Task brief. Find all lines in the listing that include the word "restrictions", then copy them.

Extracted entries.
══════════
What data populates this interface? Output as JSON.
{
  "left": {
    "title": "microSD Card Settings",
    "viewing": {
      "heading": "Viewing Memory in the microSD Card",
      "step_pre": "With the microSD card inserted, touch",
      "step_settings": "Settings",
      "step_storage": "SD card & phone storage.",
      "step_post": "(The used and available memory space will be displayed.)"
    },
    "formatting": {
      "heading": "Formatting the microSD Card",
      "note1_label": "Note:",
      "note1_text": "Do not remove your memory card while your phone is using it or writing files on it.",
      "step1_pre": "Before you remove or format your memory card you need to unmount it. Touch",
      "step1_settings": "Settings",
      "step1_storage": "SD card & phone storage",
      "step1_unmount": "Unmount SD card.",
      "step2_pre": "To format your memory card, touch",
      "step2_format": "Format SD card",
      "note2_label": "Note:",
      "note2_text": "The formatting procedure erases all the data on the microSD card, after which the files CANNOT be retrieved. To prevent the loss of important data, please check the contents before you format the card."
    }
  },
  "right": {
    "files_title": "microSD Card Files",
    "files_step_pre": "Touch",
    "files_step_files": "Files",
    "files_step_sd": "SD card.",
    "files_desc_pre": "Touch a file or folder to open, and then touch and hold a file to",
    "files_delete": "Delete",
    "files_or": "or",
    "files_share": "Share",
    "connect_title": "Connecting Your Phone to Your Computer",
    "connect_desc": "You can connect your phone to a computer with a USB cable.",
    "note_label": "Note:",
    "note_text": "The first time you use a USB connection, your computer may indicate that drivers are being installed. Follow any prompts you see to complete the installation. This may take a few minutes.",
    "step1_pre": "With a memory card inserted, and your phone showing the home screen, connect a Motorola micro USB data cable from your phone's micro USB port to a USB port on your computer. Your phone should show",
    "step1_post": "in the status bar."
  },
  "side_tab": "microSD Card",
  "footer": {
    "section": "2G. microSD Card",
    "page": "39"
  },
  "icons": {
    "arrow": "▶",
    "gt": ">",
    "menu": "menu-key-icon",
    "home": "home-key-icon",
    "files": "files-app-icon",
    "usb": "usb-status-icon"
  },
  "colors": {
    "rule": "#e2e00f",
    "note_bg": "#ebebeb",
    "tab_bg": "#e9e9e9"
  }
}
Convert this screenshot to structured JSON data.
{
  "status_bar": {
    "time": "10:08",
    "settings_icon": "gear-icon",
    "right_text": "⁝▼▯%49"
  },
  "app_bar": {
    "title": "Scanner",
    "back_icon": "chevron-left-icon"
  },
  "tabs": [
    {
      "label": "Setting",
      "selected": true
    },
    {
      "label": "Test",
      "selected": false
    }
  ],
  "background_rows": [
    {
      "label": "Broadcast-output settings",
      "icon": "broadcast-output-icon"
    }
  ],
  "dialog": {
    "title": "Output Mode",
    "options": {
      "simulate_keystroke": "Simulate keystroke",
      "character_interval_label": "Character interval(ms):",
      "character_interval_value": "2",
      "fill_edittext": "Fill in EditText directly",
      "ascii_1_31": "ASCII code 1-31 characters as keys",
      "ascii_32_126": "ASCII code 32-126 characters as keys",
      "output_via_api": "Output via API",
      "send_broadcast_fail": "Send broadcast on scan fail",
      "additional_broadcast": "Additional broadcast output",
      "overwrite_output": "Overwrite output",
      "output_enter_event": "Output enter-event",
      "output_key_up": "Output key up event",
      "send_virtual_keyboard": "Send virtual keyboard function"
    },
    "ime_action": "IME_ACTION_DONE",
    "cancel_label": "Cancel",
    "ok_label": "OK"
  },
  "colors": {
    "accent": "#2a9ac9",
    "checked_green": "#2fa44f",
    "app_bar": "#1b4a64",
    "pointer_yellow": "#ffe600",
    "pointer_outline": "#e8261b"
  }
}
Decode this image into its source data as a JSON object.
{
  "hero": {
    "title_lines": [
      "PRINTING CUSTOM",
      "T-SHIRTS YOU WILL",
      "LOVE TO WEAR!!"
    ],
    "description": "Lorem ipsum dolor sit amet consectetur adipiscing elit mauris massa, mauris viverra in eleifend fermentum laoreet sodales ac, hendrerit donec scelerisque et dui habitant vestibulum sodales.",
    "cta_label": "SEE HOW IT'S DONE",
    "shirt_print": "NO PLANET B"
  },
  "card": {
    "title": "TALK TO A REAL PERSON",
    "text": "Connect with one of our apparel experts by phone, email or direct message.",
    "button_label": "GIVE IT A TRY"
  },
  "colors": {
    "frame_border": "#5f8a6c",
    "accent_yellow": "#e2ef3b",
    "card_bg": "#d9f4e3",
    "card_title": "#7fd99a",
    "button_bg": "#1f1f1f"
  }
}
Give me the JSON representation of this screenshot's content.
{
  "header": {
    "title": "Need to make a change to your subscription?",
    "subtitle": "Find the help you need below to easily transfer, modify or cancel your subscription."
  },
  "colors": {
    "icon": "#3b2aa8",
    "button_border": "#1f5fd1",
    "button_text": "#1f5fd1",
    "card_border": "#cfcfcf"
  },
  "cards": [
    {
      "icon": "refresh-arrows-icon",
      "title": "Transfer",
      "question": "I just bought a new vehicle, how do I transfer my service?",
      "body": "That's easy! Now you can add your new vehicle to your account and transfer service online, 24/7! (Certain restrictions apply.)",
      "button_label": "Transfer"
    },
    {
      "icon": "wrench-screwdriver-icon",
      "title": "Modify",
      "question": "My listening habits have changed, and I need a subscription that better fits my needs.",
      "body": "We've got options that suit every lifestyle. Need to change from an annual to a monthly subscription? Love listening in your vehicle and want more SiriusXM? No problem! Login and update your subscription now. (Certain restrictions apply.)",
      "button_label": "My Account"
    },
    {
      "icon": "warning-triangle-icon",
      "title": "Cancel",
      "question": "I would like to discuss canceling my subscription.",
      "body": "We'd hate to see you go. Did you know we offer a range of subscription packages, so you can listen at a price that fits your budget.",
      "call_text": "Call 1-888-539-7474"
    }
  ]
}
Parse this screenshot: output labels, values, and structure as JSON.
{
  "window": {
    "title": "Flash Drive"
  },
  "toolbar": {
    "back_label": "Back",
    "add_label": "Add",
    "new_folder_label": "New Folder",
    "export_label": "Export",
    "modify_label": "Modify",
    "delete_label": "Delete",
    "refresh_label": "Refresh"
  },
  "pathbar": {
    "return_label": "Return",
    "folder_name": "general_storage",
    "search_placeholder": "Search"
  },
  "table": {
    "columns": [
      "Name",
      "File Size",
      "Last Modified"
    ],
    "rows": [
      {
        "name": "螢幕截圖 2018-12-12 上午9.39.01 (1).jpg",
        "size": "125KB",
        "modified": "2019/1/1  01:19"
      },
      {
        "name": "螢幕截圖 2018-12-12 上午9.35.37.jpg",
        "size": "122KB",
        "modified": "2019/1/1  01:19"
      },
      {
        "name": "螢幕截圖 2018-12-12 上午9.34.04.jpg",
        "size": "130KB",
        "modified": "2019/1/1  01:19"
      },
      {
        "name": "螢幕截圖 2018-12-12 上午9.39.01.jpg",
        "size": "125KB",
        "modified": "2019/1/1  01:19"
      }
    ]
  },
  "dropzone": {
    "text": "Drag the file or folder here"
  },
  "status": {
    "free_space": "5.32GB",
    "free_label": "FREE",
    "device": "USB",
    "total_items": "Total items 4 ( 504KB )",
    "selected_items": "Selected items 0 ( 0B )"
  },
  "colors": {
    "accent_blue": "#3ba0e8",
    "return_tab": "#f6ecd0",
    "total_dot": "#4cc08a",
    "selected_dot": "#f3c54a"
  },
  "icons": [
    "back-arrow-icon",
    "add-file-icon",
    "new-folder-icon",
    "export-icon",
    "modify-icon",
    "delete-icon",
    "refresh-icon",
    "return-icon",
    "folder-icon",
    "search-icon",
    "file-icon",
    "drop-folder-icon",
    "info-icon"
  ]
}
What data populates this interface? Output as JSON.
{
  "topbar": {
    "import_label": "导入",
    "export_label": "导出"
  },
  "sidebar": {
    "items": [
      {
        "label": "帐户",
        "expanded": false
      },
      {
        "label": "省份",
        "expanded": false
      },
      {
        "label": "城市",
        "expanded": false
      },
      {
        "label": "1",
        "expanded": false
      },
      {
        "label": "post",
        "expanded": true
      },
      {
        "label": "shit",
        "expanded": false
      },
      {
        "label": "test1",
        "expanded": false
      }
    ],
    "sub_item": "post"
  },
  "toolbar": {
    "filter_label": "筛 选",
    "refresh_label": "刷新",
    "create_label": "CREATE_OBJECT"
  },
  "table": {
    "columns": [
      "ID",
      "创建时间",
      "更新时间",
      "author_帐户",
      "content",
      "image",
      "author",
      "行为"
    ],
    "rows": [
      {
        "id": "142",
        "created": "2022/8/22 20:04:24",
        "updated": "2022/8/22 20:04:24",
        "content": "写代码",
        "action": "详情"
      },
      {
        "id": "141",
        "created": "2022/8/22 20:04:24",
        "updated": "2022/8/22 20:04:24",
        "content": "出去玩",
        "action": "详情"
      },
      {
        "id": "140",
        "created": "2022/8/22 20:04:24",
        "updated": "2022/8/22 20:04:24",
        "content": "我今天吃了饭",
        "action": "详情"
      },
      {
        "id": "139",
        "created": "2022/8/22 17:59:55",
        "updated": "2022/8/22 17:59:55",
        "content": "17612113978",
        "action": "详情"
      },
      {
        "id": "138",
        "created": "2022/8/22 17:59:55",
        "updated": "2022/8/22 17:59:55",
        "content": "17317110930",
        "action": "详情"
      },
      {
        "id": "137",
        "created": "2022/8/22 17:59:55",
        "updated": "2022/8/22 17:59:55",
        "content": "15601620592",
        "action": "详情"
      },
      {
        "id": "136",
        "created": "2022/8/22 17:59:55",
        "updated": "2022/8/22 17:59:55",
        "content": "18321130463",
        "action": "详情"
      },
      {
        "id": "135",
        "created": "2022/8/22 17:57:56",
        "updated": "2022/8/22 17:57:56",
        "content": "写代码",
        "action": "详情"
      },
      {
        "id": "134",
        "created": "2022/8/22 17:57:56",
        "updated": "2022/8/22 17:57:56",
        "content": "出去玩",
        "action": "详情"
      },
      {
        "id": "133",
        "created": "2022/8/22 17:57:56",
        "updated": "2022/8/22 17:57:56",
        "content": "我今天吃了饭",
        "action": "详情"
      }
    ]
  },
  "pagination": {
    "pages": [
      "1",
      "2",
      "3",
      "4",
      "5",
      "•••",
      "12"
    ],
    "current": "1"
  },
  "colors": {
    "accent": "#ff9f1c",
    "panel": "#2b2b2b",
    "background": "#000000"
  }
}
══════════
Solution.
      "body": "That's easy! Now you can add your new vehicle to your account and transfer service online, 24/7! (Certain restrictions apply.)",
      "body": "We've got options that suit every lifestyle. Need to change from an annual to a monthly subscription? Love listening in your vehicle and want more SiriusXM? No problem! Login and update your subscription now. (Certain restrictions apply.)",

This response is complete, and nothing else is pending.